» Work instructions
What number of lines in the material contain the word "alla"? Give that number alone.
○ ○ ○ ○
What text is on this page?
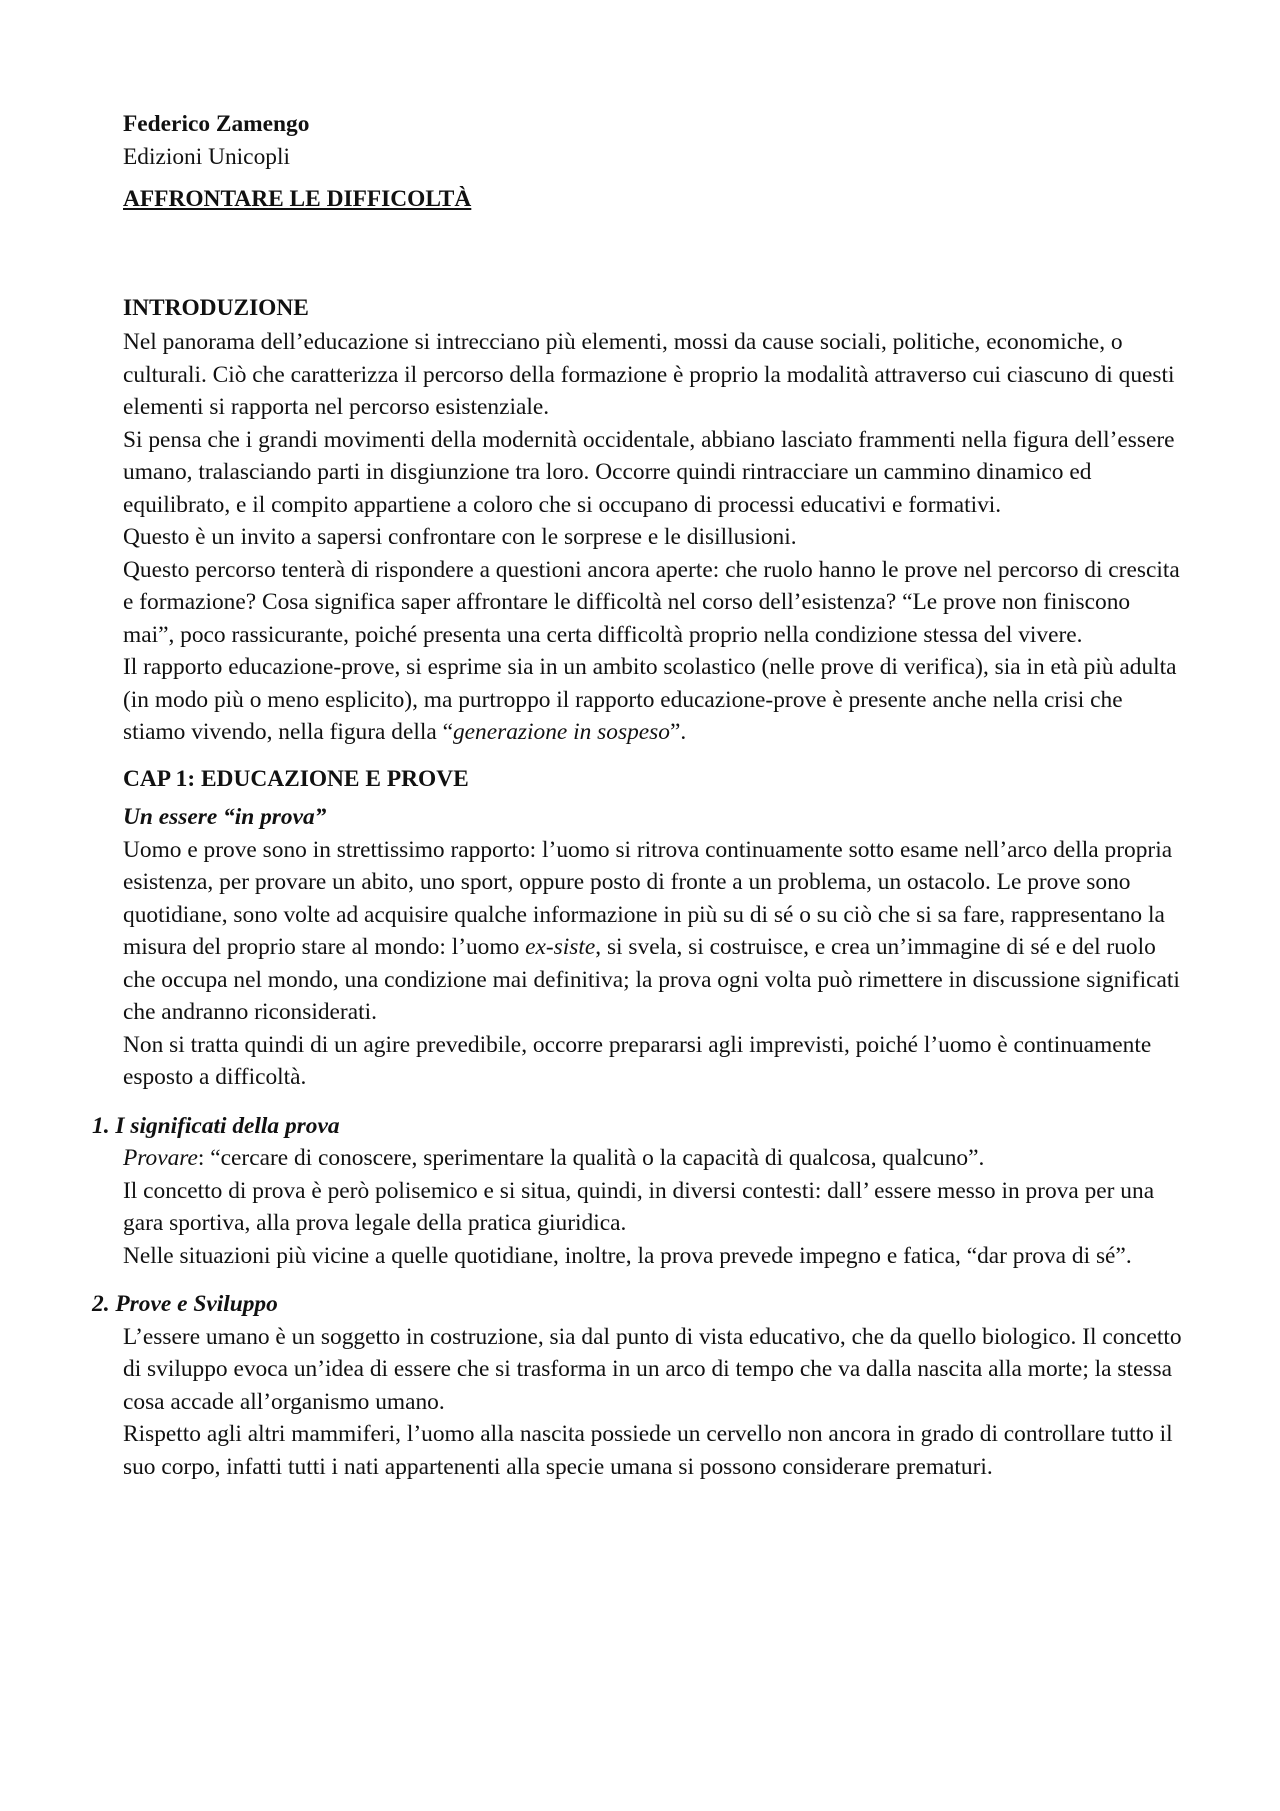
Federico Zamengo

Edizioni Unicopli

AFFRONTARE LE DIFFICOLTÀ

INTRODUZIONE

Nel panorama dell’educazione si intrecciano più elementi, mossi da cause sociali, politiche, economiche, o culturali. Ciò che caratterizza il percorso della formazione è proprio la modalità attraverso cui ciascuno di questi elementi si rapporta nel percorso esistenziale.

Si pensa che i grandi movimenti della modernità occidentale, abbiano lasciato frammenti nella figura dell’essere umano, tralasciando parti in disgiunzione tra loro. Occorre quindi rintracciare un cammino dinamico ed equilibrato, e il compito appartiene a coloro che si occupano di processi educativi e formativi.

Questo è un invito a sapersi confrontare con le sorprese e le disillusioni.

Questo percorso tenterà di rispondere a questioni ancora aperte: che ruolo hanno le prove nel percorso di crescita e formazione? Cosa significa saper affrontare le difficoltà nel corso dell’esistenza? “Le prove non finiscono mai”, poco rassicurante, poiché presenta una certa difficoltà proprio nella condizione stessa del vivere.

Il rapporto educazione-prove, si esprime sia in un ambito scolastico (nelle prove di verifica), sia in età più adulta (in modo più o meno esplicito), ma purtroppo il rapporto educazione-prove è presente anche nella crisi che stiamo vivendo, nella figura della “generazione in sospeso”.

CAP 1: EDUCAZIONE E PROVE

Un essere “in prova”

Uomo e prove sono in strettissimo rapporto: l’uomo si ritrova continuamente sotto esame nell’arco della propria esistenza, per provare un abito, uno sport, oppure posto di fronte a un problema, un ostacolo. Le prove sono quotidiane, sono volte ad acquisire qualche informazione in più su di sé o su ciò che si sa fare, rappresentano la misura del proprio stare al mondo: l’uomo ex-siste, si svela, si costruisce, e crea un’immagine di sé e del ruolo che occupa nel mondo, una condizione mai definitiva; la prova ogni volta può rimettere in discussione significati che andranno riconsiderati.

Non si tratta quindi di un agire prevedibile, occorre prepararsi agli imprevisti, poiché l’uomo è continuamente esposto a difficoltà.

1. I significati della prova

Provare: “cercare di conoscere, sperimentare la qualità o la capacità di qualcosa, qualcuno”.

Il concetto di prova è però polisemico e si situa, quindi, in diversi contesti: dall’ essere messo in prova per una gara sportiva, alla prova legale della pratica giuridica.

Nelle situazioni più vicine a quelle quotidiane, inoltre, la prova prevede impegno e fatica, “dar prova di sé”.

2. Prove e Sviluppo

L’essere umano è un soggetto in costruzione, sia dal punto di vista educativo, che da quello biologico. Il concetto di sviluppo evoca un’idea di essere che si trasforma in un arco di tempo che va dalla nascita alla morte; la stessa cosa accade all’organismo umano.

Rispetto agli altri mammiferi, l’uomo alla nascita possiede un cervello non ancora in grado di controllare tutto il suo corpo, infatti tutti i nati appartenenti alla specie umana si possono considerare prematuri.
○ ○ ○ ○
» Solution for this problem
3